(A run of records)
################

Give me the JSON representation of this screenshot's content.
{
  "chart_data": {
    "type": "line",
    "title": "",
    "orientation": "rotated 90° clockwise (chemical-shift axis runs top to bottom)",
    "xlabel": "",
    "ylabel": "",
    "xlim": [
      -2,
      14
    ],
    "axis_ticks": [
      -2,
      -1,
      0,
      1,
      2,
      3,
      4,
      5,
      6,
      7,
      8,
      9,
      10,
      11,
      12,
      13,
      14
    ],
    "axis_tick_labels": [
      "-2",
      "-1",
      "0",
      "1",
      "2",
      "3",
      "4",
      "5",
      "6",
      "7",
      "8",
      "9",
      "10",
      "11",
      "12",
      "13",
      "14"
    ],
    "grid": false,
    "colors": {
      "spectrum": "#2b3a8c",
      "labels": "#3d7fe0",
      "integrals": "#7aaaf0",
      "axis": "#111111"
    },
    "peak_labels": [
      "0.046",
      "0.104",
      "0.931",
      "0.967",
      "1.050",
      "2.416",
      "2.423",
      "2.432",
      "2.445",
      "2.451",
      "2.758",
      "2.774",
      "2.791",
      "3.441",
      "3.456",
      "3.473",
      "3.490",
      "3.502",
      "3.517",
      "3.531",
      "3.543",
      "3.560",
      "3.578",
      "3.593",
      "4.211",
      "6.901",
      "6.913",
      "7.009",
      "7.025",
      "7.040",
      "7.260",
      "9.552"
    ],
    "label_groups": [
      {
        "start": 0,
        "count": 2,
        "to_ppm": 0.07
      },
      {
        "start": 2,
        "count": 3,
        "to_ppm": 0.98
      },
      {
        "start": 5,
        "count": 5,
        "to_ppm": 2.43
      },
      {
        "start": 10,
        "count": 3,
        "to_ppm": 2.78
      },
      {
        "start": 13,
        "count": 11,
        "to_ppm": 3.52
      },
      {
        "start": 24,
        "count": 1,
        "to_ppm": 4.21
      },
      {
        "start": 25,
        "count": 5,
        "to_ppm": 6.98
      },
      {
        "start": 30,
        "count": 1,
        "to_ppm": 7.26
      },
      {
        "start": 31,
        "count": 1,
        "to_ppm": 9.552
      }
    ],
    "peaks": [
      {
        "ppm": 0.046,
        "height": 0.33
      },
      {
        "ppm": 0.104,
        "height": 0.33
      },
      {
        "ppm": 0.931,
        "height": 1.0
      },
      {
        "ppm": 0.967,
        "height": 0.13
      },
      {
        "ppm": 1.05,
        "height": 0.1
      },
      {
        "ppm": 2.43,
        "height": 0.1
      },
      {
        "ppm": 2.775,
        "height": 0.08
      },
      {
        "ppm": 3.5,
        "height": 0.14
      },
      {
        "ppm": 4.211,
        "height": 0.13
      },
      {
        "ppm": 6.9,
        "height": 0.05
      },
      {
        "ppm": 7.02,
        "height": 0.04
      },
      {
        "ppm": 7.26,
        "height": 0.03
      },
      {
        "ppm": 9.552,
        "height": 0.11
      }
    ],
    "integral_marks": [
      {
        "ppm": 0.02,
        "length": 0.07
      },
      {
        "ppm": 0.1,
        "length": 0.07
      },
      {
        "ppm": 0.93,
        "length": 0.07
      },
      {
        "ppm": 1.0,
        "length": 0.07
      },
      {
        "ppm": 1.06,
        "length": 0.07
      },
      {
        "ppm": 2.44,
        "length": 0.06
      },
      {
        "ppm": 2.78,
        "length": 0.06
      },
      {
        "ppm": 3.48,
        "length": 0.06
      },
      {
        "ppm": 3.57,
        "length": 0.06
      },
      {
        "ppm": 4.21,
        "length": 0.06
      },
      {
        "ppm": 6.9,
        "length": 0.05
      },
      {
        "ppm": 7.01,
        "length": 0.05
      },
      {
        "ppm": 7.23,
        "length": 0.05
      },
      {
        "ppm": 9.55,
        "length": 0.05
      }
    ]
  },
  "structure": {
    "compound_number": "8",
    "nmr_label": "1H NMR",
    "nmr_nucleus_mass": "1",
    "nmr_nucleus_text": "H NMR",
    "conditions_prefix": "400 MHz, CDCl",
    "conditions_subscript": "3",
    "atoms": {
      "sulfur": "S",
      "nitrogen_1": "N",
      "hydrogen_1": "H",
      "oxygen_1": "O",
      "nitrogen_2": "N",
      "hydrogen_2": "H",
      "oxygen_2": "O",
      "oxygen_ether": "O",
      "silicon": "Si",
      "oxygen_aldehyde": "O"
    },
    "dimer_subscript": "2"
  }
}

################

Problem to work on: Look through the records and gather each line with the word "start".

Exercise answer:
        "start": 0,
        "start": 2,
        "start": 5,
        "start": 10,
        "start": 13,
        "start": 24,
        "start": 25,
        "start": 30,
        "start": 31,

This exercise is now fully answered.